> Exercise description: Extract every line that contains the string "text".

> Given records:
** BEGIN **

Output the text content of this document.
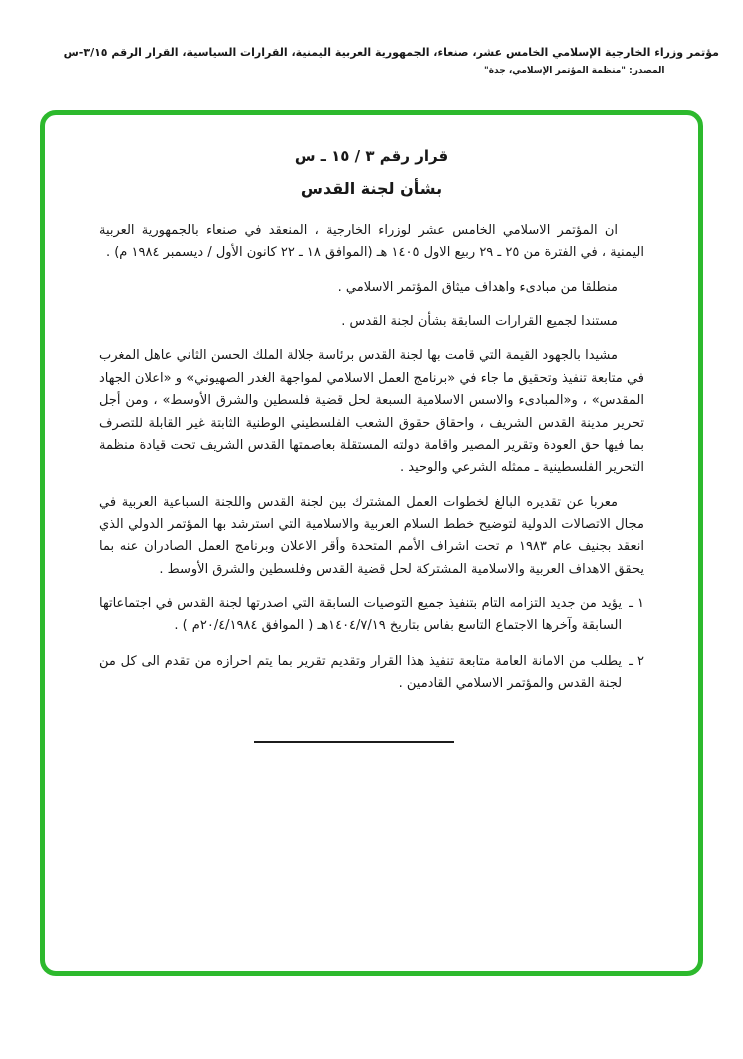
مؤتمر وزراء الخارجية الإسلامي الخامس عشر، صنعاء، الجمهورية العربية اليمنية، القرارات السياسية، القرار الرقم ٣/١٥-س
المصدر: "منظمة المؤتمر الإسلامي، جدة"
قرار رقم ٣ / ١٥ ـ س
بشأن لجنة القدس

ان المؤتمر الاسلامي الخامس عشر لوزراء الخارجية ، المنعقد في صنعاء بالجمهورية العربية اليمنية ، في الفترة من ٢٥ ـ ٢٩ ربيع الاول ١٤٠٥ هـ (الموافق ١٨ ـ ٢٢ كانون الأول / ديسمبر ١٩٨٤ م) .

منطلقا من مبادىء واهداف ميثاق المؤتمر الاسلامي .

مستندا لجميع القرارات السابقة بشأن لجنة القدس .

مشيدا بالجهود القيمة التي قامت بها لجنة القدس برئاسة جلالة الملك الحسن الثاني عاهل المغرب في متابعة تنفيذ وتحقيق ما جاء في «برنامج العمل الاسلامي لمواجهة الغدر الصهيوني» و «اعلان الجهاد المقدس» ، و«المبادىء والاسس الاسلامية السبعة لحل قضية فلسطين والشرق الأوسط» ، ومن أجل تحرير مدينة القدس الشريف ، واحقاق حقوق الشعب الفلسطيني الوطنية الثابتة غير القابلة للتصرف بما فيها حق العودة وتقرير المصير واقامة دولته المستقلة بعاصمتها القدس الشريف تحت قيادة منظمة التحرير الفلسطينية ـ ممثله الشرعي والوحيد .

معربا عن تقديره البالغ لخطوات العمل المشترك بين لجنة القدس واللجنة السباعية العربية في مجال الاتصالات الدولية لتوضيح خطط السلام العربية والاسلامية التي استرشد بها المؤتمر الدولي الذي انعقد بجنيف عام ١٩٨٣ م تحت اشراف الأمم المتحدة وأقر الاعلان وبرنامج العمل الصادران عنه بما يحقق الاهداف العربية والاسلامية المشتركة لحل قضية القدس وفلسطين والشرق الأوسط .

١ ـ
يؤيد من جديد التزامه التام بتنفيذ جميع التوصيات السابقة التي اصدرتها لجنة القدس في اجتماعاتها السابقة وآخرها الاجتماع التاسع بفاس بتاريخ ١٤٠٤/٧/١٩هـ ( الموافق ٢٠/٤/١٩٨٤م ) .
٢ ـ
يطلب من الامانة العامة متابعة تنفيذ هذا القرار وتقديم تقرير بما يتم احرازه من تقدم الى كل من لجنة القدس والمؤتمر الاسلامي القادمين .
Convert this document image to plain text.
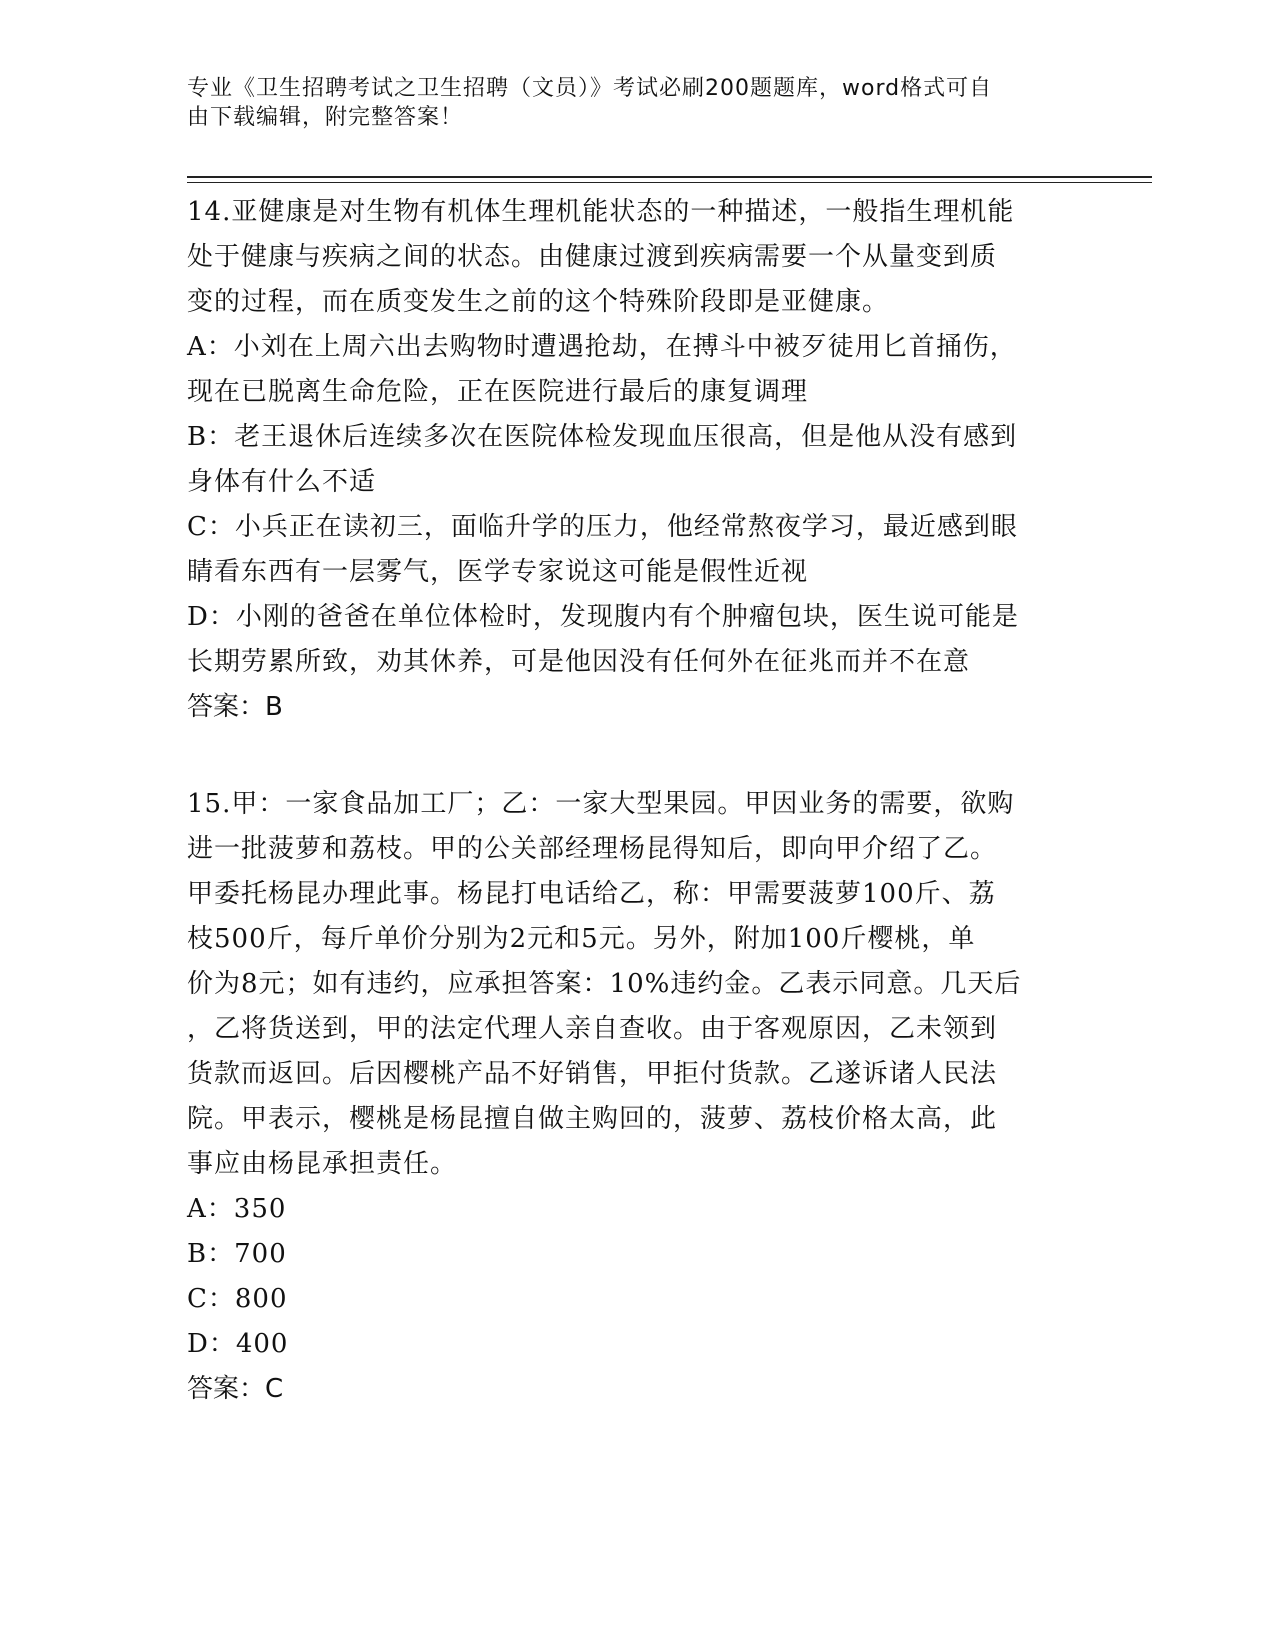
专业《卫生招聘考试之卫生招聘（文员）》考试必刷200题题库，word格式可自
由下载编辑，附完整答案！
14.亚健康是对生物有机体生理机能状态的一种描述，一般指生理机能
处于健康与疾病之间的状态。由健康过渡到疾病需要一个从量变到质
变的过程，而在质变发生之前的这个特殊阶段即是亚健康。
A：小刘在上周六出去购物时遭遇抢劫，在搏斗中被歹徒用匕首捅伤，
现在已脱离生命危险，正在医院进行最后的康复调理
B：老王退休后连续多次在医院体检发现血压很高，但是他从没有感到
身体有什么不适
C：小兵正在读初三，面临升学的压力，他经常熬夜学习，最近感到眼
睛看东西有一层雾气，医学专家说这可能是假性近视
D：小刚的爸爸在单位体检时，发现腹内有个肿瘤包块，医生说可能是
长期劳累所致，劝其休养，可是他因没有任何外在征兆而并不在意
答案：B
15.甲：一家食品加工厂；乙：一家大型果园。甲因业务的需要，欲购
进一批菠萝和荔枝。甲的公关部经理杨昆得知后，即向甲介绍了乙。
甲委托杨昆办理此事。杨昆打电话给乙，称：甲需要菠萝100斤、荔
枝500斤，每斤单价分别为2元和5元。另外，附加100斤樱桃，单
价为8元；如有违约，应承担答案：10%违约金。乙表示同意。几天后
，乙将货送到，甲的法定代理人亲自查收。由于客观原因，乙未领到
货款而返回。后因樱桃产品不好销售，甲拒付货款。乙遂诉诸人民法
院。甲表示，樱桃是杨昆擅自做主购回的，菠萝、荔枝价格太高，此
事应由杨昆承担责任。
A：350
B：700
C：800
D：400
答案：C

** END **

> Solved exercise:
Output the text content of this document.
Convert this document image to plain text.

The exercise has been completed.